Repeat each line of the material exactly.
___ Provided entries ___
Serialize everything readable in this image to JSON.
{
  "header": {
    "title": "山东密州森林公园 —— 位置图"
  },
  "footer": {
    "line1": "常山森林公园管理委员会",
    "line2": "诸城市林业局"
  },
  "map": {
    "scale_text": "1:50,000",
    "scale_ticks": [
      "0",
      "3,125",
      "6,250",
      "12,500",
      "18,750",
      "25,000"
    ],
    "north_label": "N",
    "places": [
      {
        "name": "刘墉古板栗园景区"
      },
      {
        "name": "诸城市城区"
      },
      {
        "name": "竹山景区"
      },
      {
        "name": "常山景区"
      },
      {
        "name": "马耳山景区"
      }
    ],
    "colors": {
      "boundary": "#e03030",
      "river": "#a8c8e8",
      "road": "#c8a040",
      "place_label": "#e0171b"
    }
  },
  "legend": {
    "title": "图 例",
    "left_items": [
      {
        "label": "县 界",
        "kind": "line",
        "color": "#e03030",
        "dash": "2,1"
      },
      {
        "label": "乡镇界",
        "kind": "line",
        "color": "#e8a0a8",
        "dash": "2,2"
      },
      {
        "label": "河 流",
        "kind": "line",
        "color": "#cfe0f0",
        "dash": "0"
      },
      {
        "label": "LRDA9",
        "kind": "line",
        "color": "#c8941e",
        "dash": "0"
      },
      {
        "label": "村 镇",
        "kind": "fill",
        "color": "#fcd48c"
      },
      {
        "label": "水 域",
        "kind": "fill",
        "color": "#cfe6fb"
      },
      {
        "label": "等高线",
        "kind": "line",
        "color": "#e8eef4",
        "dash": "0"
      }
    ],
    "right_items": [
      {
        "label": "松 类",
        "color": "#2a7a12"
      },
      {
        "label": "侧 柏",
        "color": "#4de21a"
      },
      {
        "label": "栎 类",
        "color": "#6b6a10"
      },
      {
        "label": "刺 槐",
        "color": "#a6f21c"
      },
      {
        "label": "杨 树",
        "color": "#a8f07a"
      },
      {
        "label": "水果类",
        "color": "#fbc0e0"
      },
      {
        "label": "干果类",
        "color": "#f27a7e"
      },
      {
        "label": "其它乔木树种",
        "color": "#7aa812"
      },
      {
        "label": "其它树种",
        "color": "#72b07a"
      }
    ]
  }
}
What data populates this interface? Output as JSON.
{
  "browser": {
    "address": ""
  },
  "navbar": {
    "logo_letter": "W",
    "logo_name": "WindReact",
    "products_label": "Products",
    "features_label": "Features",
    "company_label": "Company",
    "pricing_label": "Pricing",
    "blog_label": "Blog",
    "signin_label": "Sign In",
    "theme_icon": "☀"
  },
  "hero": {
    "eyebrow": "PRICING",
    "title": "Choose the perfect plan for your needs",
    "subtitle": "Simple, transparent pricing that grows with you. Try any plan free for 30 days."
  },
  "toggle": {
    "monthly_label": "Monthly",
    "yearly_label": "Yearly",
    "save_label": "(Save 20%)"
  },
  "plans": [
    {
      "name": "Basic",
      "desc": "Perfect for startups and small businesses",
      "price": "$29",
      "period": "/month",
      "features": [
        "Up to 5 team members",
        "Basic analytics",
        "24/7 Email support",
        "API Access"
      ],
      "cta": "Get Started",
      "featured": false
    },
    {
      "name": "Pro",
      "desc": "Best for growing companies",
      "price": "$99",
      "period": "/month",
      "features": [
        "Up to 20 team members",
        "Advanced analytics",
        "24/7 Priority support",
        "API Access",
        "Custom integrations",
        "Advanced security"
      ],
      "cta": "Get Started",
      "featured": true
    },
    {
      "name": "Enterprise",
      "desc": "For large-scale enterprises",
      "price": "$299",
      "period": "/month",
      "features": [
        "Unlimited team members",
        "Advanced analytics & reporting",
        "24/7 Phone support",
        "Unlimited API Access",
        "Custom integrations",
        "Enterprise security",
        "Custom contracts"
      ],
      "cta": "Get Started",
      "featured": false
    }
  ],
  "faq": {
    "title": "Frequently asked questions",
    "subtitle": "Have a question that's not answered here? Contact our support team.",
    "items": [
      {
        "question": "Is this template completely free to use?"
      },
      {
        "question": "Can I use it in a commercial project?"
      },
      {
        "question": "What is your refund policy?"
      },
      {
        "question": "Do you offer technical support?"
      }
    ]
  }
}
___
• **Exercise answer**
Serialize everything readable in this image to JSON.
{
  "header": {
    "title": "山东密州森林公园 —— 位置图"
  },
  "footer": {
    "line1": "常山森林公园管理委员会",
    "line2": "诸城市林业局"
  },
  "map": {
    "scale_text": "1:50,000",
    "scale_ticks": [
      "0",
      "3,125",
      "6,250",
      "12,500",
      "18,750",
      "25,000"
    ],
    "north_label": "N",
    "places": [
      {
        "name": "刘墉古板栗园景区"
      },
      {
        "name": "诸城市城区"
      },
      {
        "name": "竹山景区"
      },
      {
        "name": "常山景区"
      },
      {
        "name": "马耳山景区"
      }
    ],
    "colors": {
      "boundary": "#e03030",
      "river": "#a8c8e8",
      "road": "#c8a040",
      "place_label": "#e0171b"
    }
  },
  "legend": {
    "title": "图 例",
    "left_items": [
      {
        "label": "县 界",
        "kind": "line",
        "color": "#e03030",
        "dash": "2,1"
      },
      {
        "label": "乡镇界",
        "kind": "line",
        "color": "#e8a0a8",
        "dash": "2,2"
      },
      {
        "label": "河 流",
        "kind": "line",
        "color": "#cfe0f0",
        "dash": "0"
      },
      {
        "label": "LRDA9",
        "kind": "line",
        "color": "#c8941e",
        "dash": "0"
      },
      {
        "label": "村 镇",
        "kind": "fill",
        "color": "#fcd48c"
      },
      {
        "label": "水 域",
        "kind": "fill",
        "color": "#cfe6fb"
      },
      {
        "label": "等高线",
        "kind": "line",
        "color": "#e8eef4",
        "dash": "0"
      }
    ],
    "right_items": [
      {
        "label": "松 类",
        "color": "#2a7a12"
      },
      {
        "label": "侧 柏",
        "color": "#4de21a"
      },
      {
        "label": "栎 类",
        "color": "#6b6a10"
      },
      {
        "label": "刺 槐",
        "color": "#a6f21c"
      },
      {
        "label": "杨 树",
        "color": "#a8f07a"
      },
      {
        "label": "水果类",
        "color": "#fbc0e0"
      },
      {
        "label": "干果类",
        "color": "#f27a7e"
      },
      {
        "label": "其它乔木树种",
        "color": "#7aa812"
      },
      {
        "label": "其它树种",
        "color": "#72b07a"
      }
    ]
  }
}
What data populates this interface? Output as JSON.
{
  "browser": {
    "address": ""
  },
  "navbar": {
    "logo_letter": "W",
    "logo_name": "WindReact",
    "products_label": "Products",
    "features_label": "Features",
    "company_label": "Company",
    "pricing_label": "Pricing",
    "blog_label": "Blog",
    "signin_label": "Sign In",
    "theme_icon": "☀"
  },
  "hero": {
    "eyebrow": "PRICING",
    "title": "Choose the perfect plan for your needs",
    "subtitle": "Simple, transparent pricing that grows with you. Try any plan free for 30 days."
  },
  "toggle": {
    "monthly_label": "Monthly",
    "yearly_label": "Yearly",
    "save_label": "(Save 20%)"
  },
  "plans": [
    {
      "name": "Basic",
      "desc": "Perfect for startups and small businesses",
      "price": "$29",
      "period": "/month",
      "features": [
        "Up to 5 team members",
        "Basic analytics",
        "24/7 Email support",
        "API Access"
      ],
      "cta": "Get Started",
      "featured": false
    },
    {
      "name": "Pro",
      "desc": "Best for growing companies",
      "price": "$99",
      "period": "/month",
      "features": [
        "Up to 20 team members",
        "Advanced analytics",
        "24/7 Priority support",
        "API Access",
        "Custom integrations",
        "Advanced security"
      ],
      "cta": "Get Started",
      "featured": true
    },
    {
      "name": "Enterprise",
      "desc": "For large-scale enterprises",
      "price": "$299",
      "period": "/month",
      "features": [
        "Unlimited team members",
        "Advanced analytics & reporting",
        "24/7 Phone support",
        "Unlimited API Access",
        "Custom integrations",
        "Enterprise security",
        "Custom contracts"
      ],
      "cta": "Get Started",
      "featured": false
    }
  ],
  "faq": {
    "title": "Frequently asked questions",
    "subtitle": "Have a question that's not answered here? Contact our support team.",
    "items": [
      {
        "question": "Is this template completely free to use?"
      },
      {
        "question": "Can I use it in a commercial project?"
      },
      {
        "question": "What is your refund policy?"
      },
      {
        "question": "Do you offer technical support?"
      }
    ]
  }
}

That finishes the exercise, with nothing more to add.